**Task**: Report how many lines of the following entries include the string "content"; respond with the number alone.
# start of Source data
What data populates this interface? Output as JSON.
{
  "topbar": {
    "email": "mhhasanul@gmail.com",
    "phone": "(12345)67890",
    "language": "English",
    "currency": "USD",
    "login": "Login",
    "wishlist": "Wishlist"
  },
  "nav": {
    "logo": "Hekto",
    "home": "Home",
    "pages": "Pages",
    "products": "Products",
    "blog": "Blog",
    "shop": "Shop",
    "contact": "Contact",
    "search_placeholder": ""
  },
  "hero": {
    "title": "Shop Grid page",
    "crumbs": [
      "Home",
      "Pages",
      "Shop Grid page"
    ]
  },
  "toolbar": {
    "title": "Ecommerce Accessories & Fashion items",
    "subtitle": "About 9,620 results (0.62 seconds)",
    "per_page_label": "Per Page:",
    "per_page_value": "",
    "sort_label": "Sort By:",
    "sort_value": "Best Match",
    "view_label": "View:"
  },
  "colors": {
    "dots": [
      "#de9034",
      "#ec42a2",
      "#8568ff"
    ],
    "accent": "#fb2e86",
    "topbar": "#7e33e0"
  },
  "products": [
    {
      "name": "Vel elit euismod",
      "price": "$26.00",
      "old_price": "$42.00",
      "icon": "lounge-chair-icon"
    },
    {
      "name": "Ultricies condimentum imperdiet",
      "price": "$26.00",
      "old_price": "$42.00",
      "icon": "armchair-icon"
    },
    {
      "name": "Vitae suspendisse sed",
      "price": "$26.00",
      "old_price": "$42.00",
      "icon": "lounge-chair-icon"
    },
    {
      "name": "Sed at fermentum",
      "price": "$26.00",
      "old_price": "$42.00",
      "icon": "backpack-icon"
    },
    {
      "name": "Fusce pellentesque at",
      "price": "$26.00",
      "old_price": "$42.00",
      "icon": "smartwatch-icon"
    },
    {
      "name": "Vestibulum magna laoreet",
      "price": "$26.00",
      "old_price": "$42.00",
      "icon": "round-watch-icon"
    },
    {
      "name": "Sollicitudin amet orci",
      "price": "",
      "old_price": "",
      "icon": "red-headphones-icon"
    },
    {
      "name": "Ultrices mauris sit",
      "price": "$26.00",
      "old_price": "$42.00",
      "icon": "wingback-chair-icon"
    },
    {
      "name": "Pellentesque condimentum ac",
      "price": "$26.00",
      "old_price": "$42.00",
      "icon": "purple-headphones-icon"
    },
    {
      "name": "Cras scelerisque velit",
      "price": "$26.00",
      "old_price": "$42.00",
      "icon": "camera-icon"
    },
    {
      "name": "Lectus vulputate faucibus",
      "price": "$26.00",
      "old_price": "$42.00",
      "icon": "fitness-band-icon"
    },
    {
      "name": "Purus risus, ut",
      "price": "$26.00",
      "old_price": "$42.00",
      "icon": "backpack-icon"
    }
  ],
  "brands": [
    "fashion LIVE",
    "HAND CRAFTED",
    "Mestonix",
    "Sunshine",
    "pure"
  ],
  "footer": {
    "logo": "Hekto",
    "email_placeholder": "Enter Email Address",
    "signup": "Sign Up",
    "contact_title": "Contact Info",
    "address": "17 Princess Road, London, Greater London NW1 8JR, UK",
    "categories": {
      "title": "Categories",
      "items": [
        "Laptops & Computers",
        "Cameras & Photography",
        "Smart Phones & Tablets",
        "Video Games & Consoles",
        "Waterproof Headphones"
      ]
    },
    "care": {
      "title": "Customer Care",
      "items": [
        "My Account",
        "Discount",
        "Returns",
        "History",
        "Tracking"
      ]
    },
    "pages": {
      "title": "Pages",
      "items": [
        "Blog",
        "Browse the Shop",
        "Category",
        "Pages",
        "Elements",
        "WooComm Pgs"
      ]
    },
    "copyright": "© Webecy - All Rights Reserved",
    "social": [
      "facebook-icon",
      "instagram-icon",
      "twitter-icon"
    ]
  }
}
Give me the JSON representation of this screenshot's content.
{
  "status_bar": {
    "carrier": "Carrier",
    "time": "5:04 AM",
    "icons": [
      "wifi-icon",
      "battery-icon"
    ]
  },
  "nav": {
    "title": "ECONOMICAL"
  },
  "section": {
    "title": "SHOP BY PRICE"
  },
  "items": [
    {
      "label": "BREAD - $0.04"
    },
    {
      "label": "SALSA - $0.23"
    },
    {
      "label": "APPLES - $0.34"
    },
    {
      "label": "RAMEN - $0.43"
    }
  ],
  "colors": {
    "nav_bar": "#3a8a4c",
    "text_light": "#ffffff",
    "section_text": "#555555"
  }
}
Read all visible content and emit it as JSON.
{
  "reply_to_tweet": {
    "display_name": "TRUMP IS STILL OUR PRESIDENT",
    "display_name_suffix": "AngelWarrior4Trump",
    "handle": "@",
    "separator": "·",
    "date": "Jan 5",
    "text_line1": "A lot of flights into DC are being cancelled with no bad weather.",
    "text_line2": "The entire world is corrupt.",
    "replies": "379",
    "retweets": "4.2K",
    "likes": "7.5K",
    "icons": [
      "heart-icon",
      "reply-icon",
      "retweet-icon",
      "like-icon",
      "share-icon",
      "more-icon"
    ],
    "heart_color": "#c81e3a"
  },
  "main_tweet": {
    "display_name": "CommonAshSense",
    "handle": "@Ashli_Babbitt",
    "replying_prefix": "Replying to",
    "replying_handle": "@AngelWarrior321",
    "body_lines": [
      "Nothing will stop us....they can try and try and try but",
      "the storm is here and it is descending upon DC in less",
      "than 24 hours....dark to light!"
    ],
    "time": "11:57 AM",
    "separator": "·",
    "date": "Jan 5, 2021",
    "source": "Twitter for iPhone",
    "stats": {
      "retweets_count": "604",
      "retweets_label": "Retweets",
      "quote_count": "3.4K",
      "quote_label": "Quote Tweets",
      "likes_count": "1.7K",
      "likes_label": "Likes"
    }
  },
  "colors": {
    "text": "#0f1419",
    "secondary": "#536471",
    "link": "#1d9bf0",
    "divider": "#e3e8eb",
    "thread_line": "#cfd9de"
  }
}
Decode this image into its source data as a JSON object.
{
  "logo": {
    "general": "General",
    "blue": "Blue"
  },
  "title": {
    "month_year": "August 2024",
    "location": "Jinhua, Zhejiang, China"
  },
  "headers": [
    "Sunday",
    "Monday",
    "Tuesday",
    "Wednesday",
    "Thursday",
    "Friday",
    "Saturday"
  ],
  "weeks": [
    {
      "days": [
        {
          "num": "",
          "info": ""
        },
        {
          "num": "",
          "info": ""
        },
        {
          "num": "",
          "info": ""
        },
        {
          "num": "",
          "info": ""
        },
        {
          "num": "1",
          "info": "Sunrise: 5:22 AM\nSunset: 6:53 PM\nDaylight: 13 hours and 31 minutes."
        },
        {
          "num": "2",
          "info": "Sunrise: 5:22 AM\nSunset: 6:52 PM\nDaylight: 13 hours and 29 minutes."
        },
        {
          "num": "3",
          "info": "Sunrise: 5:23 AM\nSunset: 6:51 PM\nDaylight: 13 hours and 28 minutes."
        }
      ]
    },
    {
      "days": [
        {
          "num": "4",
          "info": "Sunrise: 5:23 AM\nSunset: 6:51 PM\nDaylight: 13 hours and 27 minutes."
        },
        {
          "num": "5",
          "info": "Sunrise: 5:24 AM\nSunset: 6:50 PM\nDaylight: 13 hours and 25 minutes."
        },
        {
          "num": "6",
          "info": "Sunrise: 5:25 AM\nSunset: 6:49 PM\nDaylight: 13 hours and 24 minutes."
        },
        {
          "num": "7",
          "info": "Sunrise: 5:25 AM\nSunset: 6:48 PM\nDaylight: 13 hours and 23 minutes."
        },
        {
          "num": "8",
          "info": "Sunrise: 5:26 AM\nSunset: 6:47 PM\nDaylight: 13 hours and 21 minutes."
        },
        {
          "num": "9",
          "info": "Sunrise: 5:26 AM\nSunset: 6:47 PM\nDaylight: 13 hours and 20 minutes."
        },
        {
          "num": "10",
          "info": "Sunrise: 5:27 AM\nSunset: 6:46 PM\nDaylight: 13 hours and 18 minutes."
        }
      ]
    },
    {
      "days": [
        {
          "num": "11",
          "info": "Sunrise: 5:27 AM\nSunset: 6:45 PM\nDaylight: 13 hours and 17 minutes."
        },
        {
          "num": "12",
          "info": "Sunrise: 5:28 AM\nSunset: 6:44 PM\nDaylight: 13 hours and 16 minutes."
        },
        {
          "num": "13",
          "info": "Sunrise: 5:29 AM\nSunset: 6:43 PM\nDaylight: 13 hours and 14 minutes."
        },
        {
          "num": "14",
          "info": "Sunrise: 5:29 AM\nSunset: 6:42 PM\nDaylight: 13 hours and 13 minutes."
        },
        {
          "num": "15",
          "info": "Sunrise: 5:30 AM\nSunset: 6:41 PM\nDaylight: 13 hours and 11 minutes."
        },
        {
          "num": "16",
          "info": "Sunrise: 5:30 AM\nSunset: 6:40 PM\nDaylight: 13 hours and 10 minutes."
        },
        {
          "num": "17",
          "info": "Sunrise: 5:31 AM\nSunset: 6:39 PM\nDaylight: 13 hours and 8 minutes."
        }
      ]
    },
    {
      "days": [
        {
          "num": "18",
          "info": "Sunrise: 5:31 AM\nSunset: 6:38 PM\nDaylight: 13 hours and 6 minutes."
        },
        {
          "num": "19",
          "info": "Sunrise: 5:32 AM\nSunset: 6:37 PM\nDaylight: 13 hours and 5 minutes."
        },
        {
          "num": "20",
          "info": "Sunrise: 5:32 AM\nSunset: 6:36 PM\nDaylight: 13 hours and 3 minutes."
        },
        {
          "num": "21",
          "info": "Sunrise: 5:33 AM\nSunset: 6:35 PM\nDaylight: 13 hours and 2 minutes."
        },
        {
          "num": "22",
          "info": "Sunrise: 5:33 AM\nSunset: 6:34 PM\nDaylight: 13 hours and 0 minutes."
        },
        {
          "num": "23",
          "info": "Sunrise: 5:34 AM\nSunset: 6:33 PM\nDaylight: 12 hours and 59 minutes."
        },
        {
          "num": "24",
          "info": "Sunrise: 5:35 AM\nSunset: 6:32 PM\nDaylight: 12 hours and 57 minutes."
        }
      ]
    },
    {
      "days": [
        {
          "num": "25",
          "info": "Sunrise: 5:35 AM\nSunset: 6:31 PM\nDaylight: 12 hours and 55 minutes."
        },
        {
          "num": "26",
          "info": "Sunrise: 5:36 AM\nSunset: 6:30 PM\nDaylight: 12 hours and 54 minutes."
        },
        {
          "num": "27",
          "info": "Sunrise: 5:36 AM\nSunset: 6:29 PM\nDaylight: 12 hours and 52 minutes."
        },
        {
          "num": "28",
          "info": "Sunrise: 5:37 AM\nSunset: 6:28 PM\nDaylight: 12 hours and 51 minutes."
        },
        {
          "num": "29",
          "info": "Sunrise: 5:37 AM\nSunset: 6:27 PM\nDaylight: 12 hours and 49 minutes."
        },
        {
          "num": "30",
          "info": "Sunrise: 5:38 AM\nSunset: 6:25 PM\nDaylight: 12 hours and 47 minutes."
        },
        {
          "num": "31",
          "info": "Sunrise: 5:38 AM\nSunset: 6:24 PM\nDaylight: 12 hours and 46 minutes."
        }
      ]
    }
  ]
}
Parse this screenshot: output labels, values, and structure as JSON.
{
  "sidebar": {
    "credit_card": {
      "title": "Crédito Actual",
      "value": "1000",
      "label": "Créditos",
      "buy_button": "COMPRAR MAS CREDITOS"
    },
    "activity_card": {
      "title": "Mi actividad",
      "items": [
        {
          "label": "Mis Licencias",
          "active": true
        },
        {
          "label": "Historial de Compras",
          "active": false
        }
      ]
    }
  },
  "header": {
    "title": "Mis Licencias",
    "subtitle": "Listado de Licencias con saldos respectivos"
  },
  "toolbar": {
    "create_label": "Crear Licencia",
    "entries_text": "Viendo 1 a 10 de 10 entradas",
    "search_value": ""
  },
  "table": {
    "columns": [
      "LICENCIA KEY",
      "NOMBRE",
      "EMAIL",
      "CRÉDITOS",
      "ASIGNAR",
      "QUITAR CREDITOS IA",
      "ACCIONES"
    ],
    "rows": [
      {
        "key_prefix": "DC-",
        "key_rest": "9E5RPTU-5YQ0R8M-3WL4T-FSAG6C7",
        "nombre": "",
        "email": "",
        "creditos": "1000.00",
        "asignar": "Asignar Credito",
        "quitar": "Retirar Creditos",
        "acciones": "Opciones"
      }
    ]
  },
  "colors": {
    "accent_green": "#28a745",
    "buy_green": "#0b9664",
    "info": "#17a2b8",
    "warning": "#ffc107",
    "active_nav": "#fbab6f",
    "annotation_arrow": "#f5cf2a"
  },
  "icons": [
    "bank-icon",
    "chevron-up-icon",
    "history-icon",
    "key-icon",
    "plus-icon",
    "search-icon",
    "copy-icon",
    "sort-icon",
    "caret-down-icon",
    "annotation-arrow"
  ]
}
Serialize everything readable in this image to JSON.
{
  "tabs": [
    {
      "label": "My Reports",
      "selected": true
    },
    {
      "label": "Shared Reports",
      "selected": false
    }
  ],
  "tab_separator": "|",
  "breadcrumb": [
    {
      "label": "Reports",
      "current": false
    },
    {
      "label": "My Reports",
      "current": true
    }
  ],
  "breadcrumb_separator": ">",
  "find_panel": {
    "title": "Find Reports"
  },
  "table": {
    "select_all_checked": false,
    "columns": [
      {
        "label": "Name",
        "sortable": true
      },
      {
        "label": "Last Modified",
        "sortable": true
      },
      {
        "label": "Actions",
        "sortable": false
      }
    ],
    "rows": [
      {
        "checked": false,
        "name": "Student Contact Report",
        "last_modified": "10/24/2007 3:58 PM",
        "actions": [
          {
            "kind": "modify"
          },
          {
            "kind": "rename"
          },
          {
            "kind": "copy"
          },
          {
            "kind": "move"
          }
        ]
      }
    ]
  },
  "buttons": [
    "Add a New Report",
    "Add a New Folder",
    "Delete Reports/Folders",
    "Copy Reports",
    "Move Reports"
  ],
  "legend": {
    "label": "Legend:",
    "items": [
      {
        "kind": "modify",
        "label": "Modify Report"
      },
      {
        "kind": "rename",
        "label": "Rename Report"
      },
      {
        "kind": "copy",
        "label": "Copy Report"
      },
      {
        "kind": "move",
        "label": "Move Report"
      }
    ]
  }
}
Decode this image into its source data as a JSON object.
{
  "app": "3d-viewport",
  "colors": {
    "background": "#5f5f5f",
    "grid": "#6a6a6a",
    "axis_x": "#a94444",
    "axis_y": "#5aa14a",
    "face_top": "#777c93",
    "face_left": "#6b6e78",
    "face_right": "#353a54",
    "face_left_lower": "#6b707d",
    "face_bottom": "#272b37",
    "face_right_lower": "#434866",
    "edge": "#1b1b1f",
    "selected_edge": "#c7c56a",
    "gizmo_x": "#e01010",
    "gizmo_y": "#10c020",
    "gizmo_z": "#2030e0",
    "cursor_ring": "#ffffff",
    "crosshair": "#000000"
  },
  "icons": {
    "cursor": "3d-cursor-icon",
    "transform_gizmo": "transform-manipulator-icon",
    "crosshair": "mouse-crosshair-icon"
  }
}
# end of Source data
**Task solution**: 2